#### Work to complete:
Select the lines of the records containing the word "cookies" and list them.

#### Records for processing:
* * * * *
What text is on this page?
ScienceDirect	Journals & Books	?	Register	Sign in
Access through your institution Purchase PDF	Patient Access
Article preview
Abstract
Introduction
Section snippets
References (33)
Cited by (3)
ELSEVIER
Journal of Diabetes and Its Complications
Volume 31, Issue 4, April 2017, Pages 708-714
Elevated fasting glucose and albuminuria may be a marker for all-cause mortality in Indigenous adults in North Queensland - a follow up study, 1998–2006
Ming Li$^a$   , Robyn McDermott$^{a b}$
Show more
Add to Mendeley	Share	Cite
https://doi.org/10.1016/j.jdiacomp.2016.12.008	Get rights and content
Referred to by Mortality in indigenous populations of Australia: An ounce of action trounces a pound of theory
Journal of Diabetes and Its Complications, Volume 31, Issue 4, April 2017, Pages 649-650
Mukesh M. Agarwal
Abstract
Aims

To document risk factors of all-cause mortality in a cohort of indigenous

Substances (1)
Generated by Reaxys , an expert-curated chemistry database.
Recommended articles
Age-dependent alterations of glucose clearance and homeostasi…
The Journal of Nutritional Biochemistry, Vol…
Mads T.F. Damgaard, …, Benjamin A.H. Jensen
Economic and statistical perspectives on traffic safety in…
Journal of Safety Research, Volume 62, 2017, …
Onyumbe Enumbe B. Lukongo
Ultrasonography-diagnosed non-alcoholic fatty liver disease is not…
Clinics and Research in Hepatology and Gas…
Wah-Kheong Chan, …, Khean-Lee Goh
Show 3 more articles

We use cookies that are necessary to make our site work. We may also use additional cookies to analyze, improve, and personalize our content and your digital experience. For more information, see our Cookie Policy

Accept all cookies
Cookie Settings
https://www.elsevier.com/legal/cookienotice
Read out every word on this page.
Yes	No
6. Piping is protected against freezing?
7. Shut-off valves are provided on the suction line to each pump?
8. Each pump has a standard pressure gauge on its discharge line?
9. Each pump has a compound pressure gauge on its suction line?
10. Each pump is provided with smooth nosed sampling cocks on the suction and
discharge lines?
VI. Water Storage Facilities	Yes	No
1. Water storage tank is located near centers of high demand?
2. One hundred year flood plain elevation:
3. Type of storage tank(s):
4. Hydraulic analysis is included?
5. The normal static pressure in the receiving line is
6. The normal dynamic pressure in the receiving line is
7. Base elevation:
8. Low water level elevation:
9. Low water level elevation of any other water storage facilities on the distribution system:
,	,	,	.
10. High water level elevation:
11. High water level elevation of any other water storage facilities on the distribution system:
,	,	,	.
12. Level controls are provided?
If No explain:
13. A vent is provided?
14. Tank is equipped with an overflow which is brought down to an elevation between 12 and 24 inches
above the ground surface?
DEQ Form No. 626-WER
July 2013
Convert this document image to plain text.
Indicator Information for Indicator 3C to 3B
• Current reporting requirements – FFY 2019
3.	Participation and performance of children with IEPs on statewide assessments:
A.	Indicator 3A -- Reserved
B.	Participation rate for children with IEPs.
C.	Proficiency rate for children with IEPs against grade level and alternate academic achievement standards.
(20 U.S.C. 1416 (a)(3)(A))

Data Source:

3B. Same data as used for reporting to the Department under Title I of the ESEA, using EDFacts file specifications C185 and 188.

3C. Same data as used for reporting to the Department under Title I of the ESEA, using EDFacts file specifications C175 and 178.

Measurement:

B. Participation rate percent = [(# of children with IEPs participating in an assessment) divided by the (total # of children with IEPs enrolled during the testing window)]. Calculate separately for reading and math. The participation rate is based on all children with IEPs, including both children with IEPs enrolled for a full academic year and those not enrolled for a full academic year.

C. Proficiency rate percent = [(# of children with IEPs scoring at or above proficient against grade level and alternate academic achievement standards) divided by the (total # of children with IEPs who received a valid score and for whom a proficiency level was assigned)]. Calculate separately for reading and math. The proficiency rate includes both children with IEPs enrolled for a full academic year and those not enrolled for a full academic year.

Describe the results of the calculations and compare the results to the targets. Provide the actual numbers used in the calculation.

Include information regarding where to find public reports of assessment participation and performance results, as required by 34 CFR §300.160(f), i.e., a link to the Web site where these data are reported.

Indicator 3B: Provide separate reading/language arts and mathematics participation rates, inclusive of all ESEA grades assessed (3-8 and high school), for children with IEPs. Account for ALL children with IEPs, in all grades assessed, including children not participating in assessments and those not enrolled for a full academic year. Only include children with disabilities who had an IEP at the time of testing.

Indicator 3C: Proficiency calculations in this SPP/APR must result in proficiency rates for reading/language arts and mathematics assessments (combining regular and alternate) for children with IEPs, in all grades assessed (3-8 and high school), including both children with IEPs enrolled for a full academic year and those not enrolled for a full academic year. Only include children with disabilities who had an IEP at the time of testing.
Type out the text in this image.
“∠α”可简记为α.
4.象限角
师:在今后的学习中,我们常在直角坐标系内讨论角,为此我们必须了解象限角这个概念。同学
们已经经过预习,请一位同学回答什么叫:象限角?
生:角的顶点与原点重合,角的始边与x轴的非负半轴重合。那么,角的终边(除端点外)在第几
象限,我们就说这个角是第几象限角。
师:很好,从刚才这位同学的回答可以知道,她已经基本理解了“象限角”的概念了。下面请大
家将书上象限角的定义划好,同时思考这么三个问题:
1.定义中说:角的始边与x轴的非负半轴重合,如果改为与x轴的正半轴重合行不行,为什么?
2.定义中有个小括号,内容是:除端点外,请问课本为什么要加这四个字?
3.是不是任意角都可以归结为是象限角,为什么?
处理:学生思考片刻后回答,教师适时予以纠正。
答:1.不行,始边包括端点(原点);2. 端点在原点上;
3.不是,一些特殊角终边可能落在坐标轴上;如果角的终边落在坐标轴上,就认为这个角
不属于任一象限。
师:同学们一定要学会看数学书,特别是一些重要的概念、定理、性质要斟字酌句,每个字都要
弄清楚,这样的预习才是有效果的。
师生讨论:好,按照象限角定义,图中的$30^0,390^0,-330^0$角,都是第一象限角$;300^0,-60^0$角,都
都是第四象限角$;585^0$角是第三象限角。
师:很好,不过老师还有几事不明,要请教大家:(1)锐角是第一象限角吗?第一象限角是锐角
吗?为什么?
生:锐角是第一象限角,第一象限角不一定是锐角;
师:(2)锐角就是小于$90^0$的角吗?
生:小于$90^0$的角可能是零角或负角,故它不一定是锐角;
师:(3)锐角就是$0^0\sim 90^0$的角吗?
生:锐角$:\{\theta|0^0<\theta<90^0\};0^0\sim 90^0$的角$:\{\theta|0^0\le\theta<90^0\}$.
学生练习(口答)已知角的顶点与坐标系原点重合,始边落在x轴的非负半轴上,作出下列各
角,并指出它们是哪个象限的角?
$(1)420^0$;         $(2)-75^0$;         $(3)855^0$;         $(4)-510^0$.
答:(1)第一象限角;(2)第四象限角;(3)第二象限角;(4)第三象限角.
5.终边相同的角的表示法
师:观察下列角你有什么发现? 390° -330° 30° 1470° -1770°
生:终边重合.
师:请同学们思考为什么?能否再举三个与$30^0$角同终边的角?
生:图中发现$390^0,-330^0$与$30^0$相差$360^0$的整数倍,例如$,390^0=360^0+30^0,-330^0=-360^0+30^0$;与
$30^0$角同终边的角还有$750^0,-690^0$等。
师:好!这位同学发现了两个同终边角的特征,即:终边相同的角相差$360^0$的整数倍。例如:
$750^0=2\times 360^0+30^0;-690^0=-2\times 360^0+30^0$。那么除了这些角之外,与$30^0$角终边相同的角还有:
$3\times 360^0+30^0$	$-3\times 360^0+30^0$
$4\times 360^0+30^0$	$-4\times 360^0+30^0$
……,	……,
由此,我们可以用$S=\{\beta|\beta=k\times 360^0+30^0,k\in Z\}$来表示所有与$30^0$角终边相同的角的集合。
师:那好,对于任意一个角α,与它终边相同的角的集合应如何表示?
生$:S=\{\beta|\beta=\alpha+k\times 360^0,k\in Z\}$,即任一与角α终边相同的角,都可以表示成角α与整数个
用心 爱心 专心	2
* * * * *
#### Complete response:
We use cookies that are necessary to make our site work. We may also use additional cookies to analyze, improve, and personalize our content and your digital experience. For more information, see our Cookie Policy
Accept all cookies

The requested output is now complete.